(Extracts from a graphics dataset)
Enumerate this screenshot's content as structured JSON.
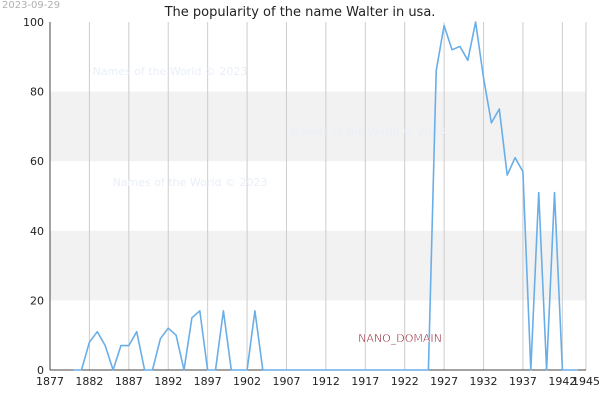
{
  "stamp": "2023-09-29",
  "chart_data": {
    "type": "line",
    "title": "The popularity of the name Walter in usa.",
    "xlabel": "",
    "ylabel": "",
    "xlim": [
      1877,
      1945
    ],
    "ylim": [
      0,
      100
    ],
    "x_ticks": [
      1877,
      1882,
      1887,
      1892,
      1897,
      1902,
      1907,
      1912,
      1917,
      1922,
      1927,
      1932,
      1937,
      1942,
      1945
    ],
    "y_ticks": [
      0,
      20,
      40,
      60,
      80,
      100
    ],
    "grid": true,
    "band_color": "#f2f2f2",
    "grid_color": "#cccccc",
    "watermarks": [
      "Names of the World © 2023",
      "Names of the World © 2023",
      "Names of the World © 2023"
    ],
    "stamp_label": "NANO_DOMAIN",
    "series": [
      {
        "color": "#6aaee8",
        "points": [
          [
            1880,
            0
          ],
          [
            1881,
            0
          ],
          [
            1882,
            8
          ],
          [
            1883,
            11
          ],
          [
            1884,
            7
          ],
          [
            1885,
            0
          ],
          [
            1886,
            7
          ],
          [
            1887,
            7
          ],
          [
            1888,
            11
          ],
          [
            1889,
            0
          ],
          [
            1890,
            0
          ],
          [
            1891,
            9
          ],
          [
            1892,
            12
          ],
          [
            1893,
            10
          ],
          [
            1894,
            0
          ],
          [
            1895,
            15
          ],
          [
            1896,
            17
          ],
          [
            1897,
            0
          ],
          [
            1898,
            0
          ],
          [
            1899,
            17
          ],
          [
            1900,
            0
          ],
          [
            1901,
            0
          ],
          [
            1902,
            0
          ],
          [
            1903,
            17
          ],
          [
            1904,
            0
          ],
          [
            1905,
            0
          ],
          [
            1906,
            0
          ],
          [
            1907,
            0
          ],
          [
            1908,
            0
          ],
          [
            1909,
            0
          ],
          [
            1910,
            0
          ],
          [
            1911,
            0
          ],
          [
            1912,
            0
          ],
          [
            1913,
            0
          ],
          [
            1914,
            0
          ],
          [
            1915,
            0
          ],
          [
            1916,
            0
          ],
          [
            1917,
            0
          ],
          [
            1918,
            0
          ],
          [
            1919,
            0
          ],
          [
            1920,
            0
          ],
          [
            1921,
            0
          ],
          [
            1922,
            0
          ],
          [
            1923,
            0
          ],
          [
            1924,
            0
          ],
          [
            1925,
            0
          ],
          [
            1926,
            86
          ],
          [
            1927,
            99
          ],
          [
            1928,
            92
          ],
          [
            1929,
            93
          ],
          [
            1930,
            89
          ],
          [
            1931,
            100
          ],
          [
            1932,
            84
          ],
          [
            1933,
            71
          ],
          [
            1934,
            75
          ],
          [
            1935,
            56
          ],
          [
            1936,
            61
          ],
          [
            1937,
            57
          ],
          [
            1938,
            0
          ],
          [
            1939,
            51
          ],
          [
            1940,
            0
          ],
          [
            1941,
            51
          ],
          [
            1942,
            0
          ],
          [
            1943,
            0
          ],
          [
            1944,
            0
          ]
        ]
      }
    ]
  }
}
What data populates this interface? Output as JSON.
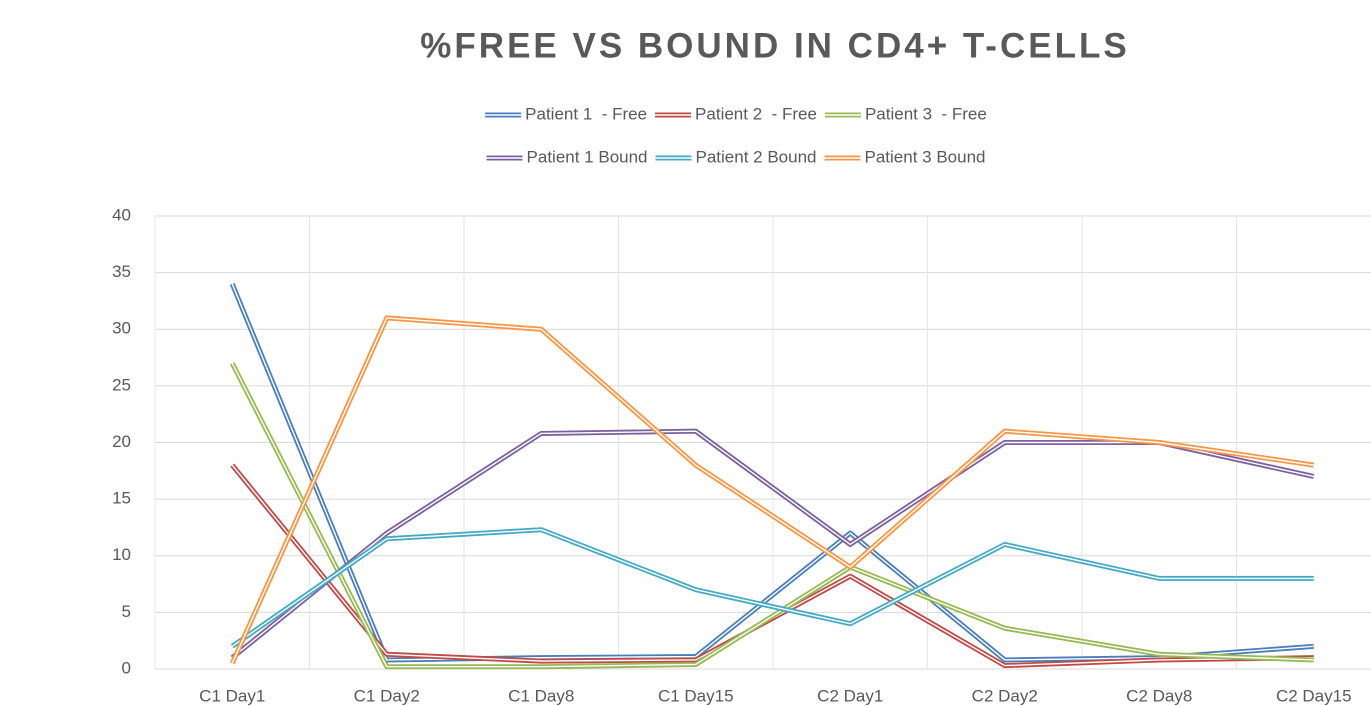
{
  "chart_data": {
    "type": "line",
    "title": "%FREE VS BOUND IN CD4+ T-CELLS",
    "categories": [
      "C1 Day1",
      "C1 Day2",
      "C1 Day8",
      "C1 Day15",
      "C2 Day1",
      "C2 Day2",
      "C2 Day8",
      "C2 Day15"
    ],
    "series": [
      {
        "name": "Patient 1  - Free",
        "color": "#4a7ebb",
        "values": [
          34,
          0.8,
          1.0,
          1.1,
          12,
          0.8,
          1.0,
          2.0
        ]
      },
      {
        "name": "Patient 2  - Free",
        "color": "#be4b48",
        "values": [
          18,
          1.3,
          0.7,
          0.8,
          8.2,
          0.3,
          0.8,
          1.0
        ]
      },
      {
        "name": "Patient 3  - Free",
        "color": "#98b954",
        "values": [
          27,
          0.2,
          0.2,
          0.4,
          9,
          3.6,
          1.3,
          0.8
        ]
      },
      {
        "name": "Patient 1 Bound",
        "color": "#7d60a0",
        "values": [
          1,
          12,
          20.8,
          21,
          11,
          20,
          20,
          17
        ]
      },
      {
        "name": "Patient 2 Bound",
        "color": "#46aac5",
        "values": [
          2,
          11.5,
          12.3,
          7,
          4,
          11,
          8,
          8
        ]
      },
      {
        "name": "Patient 3 Bound",
        "color": "#f79646",
        "values": [
          0.5,
          31,
          30,
          18,
          9,
          21,
          20,
          18
        ]
      }
    ],
    "ylim": [
      0,
      40
    ],
    "yticks": [
      0,
      5,
      10,
      15,
      20,
      25,
      30,
      35,
      40
    ],
    "grid": true,
    "legend": "top"
  }
}
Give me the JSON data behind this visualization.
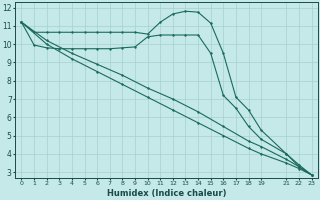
{
  "xlabel": "Humidex (Indice chaleur)",
  "bg_color": "#c5e8e8",
  "grid_color": "#a8d0d0",
  "line_color": "#1a6b5a",
  "xlim": [
    -0.5,
    23.5
  ],
  "ylim": [
    2.7,
    12.3
  ],
  "xticks": [
    0,
    1,
    2,
    3,
    4,
    5,
    6,
    7,
    8,
    9,
    10,
    11,
    12,
    13,
    14,
    15,
    16,
    17,
    18,
    19,
    21,
    22,
    23
  ],
  "yticks": [
    3,
    4,
    5,
    6,
    7,
    8,
    9,
    10,
    11,
    12
  ],
  "line1_x": [
    0,
    1,
    2,
    3,
    4,
    5,
    6,
    7,
    8,
    9,
    10,
    11,
    12,
    13,
    14,
    15,
    16,
    17,
    18,
    19,
    21,
    22,
    23
  ],
  "line1_y": [
    11.2,
    10.65,
    10.65,
    10.65,
    10.65,
    10.65,
    10.65,
    10.65,
    10.65,
    10.65,
    10.55,
    11.2,
    11.65,
    11.8,
    11.75,
    11.15,
    9.5,
    7.1,
    6.4,
    5.3,
    4.0,
    3.3,
    2.85
  ],
  "line2_x": [
    0,
    1,
    2,
    3,
    4,
    5,
    6,
    7,
    8,
    9,
    10,
    11,
    12,
    13,
    14,
    15,
    16,
    17,
    18,
    19,
    21,
    22,
    23
  ],
  "line2_y": [
    11.2,
    9.95,
    9.8,
    9.75,
    9.75,
    9.75,
    9.75,
    9.75,
    9.8,
    9.85,
    10.4,
    10.5,
    10.5,
    10.5,
    10.5,
    9.5,
    7.2,
    6.5,
    5.5,
    4.8,
    4.0,
    3.4,
    2.85
  ],
  "line3_x": [
    0,
    2,
    4,
    6,
    8,
    10,
    12,
    14,
    16,
    18,
    19,
    21,
    22,
    23
  ],
  "line3_y": [
    11.2,
    10.2,
    9.5,
    8.9,
    8.3,
    7.6,
    7.0,
    6.3,
    5.5,
    4.7,
    4.4,
    3.7,
    3.3,
    2.85
  ],
  "line4_x": [
    0,
    2,
    4,
    6,
    8,
    10,
    12,
    14,
    16,
    18,
    19,
    21,
    22,
    23
  ],
  "line4_y": [
    11.2,
    10.0,
    9.2,
    8.5,
    7.8,
    7.1,
    6.4,
    5.7,
    5.0,
    4.3,
    4.0,
    3.5,
    3.2,
    2.85
  ]
}
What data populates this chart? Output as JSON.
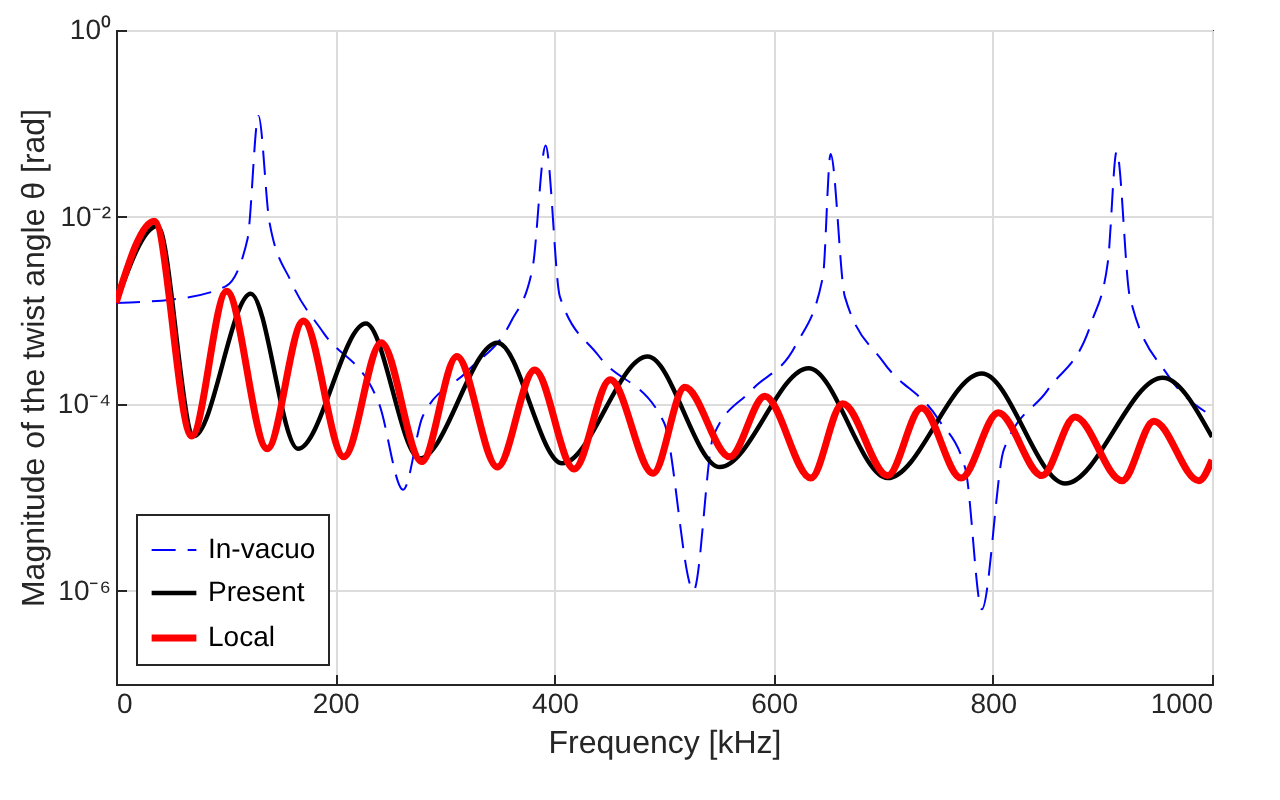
{
  "chart_data": {
    "type": "line",
    "xlabel": "Frequency [kHz]",
    "ylabel": "Magnitude of the twist angle θ [rad]",
    "log": "y",
    "grid": true,
    "legend": "bottom left",
    "xlim": [
      0,
      1000
    ],
    "xticks": [
      0,
      200,
      400,
      600,
      800,
      1000
    ],
    "ylim": [
      1e-07,
      1
    ],
    "yticks": [
      {
        "value": 1,
        "label": "10⁰"
      },
      {
        "value": 0.01,
        "label": "10⁻²"
      },
      {
        "value": 0.0001,
        "label": "10⁻⁴"
      },
      {
        "value": 1e-06,
        "label": "10⁻⁶"
      }
    ],
    "series": [
      {
        "name": "In-vacuo",
        "color": "#0000ff",
        "line_style": "dashed",
        "x": [
          0,
          50,
          100,
          120,
          130,
          140,
          160,
          189,
          240,
          262,
          280,
          320,
          360,
          380,
          392,
          405,
          440,
          500,
          527,
          545,
          580,
          620,
          645,
          652,
          665,
          700,
          750,
          775,
          790,
          810,
          850,
          890,
          905,
          913,
          925,
          960,
          1000
        ],
        "values": [
          0.0012,
          0.0013,
          0.0018,
          0.0058,
          0.12,
          0.0088,
          0.002,
          0.00058,
          0.0001,
          1.2e-05,
          7.4e-05,
          0.00022,
          0.00074,
          0.0028,
          0.058,
          0.0014,
          0.00033,
          6.3e-05,
          1e-06,
          4.5e-05,
          0.00014,
          0.00042,
          0.0023,
          0.047,
          0.0014,
          0.00028,
          6.9e-05,
          2e-05,
          6.3e-07,
          3.2e-05,
          0.00014,
          0.00074,
          0.0033,
          0.05,
          0.0014,
          0.0002,
          7.4e-05
        ]
      },
      {
        "name": "Present",
        "color": "#000000",
        "line_style": "solid",
        "x": [
          0,
          38,
          71,
          123,
          166,
          228,
          277,
          348,
          407,
          485,
          551,
          632,
          704,
          790,
          866,
          955,
          1000
        ],
        "values": [
          0.0012,
          0.008,
          4.5e-05,
          0.0015,
          3.3e-05,
          0.00072,
          2.6e-05,
          0.00045,
          2.3e-05,
          0.00032,
          2.1e-05,
          0.00024,
          1.6e-05,
          0.00021,
          1.4e-05,
          0.00019,
          4.4e-05
        ]
      },
      {
        "name": "Local",
        "color": "#ff0000",
        "line_style": "solid",
        "x": [
          0,
          35,
          69,
          101,
          138,
          171,
          208,
          242,
          279,
          311,
          348,
          382,
          418,
          451,
          490,
          519,
          560,
          592,
          634,
          663,
          704,
          735,
          771,
          805,
          845,
          875,
          918,
          947,
          988,
          1000
        ],
        "values": [
          0.0012,
          0.009,
          4.5e-05,
          0.0016,
          3.3e-05,
          0.00077,
          2.7e-05,
          0.00045,
          2.4e-05,
          0.00032,
          2.1e-05,
          0.00023,
          2e-05,
          0.00018,
          1.8e-05,
          0.00015,
          2.7e-05,
          0.00012,
          1.6e-05,
          0.0001,
          1.7e-05,
          9e-05,
          1.6e-05,
          8e-05,
          1.7e-05,
          7.2e-05,
          1.5e-05,
          6.5e-05,
          1.5e-05,
          2.5e-05
        ]
      }
    ]
  }
}
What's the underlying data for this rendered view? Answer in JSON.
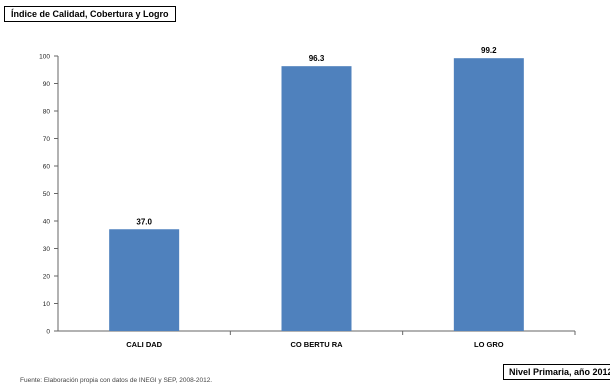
{
  "header": {
    "title": "Índice de Calidad, Cobertura y Logro"
  },
  "footer": {
    "source": "Fuente: Elaboración propia con datos de INEGI y SEP, 2008-2012.",
    "corner_label": "Nivel Primaria, año 2012"
  },
  "chart_data": {
    "type": "bar",
    "title": "Índice de Calidad, Cobertura y Logro",
    "categories": [
      "CALIDAD",
      "COBERTURA",
      "LOGRO"
    ],
    "category_labels": [
      "CALI DAD",
      "CO BERTU RA",
      "LO GRO"
    ],
    "values": [
      37.0,
      96.3,
      99.2
    ],
    "data_labels": [
      "37.0",
      "96.3",
      "99.2"
    ],
    "ylim": [
      0,
      100
    ],
    "yticks": [
      0,
      10,
      20,
      30,
      40,
      50,
      60,
      70,
      80,
      90,
      100
    ],
    "grid": false,
    "legend": "none",
    "bar_color": "#4f81bd"
  }
}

Goal → Collect each line of the entries that has the word "ylabel", copying it in full.

Final result →
    "ylabel": "",
    "ylabel": "Magnitude of the twist angle θ [rad]",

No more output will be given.